_Dataset rows_.
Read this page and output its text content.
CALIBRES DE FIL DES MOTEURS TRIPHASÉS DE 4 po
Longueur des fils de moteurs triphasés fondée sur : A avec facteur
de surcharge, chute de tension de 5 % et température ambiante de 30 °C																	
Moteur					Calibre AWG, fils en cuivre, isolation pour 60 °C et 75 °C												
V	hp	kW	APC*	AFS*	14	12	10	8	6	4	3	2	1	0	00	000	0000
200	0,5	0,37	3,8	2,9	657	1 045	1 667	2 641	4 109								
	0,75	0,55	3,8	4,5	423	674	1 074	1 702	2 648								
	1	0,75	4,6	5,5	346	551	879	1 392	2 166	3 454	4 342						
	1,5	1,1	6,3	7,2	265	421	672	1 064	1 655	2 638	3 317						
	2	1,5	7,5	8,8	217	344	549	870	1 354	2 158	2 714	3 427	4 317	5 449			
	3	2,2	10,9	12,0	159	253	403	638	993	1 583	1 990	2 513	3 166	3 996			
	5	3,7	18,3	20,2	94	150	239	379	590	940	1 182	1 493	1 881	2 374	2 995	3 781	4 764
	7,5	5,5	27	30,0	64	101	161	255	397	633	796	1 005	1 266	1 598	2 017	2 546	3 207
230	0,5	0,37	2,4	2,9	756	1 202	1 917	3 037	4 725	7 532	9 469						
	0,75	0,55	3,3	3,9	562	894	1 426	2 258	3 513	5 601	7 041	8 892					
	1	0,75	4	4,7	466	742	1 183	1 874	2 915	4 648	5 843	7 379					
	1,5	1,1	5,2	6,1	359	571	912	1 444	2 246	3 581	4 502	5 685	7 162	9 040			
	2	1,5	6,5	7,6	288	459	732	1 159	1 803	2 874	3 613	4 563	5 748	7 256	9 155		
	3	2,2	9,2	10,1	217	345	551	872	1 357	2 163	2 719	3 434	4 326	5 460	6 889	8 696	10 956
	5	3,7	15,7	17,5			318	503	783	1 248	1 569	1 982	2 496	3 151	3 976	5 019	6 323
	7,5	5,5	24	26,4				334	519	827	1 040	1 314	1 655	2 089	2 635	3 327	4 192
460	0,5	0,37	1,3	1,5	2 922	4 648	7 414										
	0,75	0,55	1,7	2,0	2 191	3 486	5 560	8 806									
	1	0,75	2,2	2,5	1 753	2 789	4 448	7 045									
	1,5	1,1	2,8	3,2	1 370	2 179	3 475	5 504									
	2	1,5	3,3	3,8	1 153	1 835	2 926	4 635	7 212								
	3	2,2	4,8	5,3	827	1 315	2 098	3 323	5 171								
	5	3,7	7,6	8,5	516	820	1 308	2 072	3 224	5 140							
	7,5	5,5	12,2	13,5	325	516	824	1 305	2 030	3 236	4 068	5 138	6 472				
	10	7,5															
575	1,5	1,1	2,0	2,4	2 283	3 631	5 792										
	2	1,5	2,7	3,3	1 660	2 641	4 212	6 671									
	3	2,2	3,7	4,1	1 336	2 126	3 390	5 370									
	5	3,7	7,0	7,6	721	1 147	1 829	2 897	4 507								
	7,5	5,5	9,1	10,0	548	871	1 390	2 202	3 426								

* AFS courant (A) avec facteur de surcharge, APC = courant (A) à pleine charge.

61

_Goal of the exercise_.
Extract, from the listing above, every line where the string "avec" occurs.

_Written response_.
Longueur des fils de moteurs triphasés fondée sur : A avec facteur
* AFS courant (A) avec facteur de surcharge, APC = courant (A) à pleine charge.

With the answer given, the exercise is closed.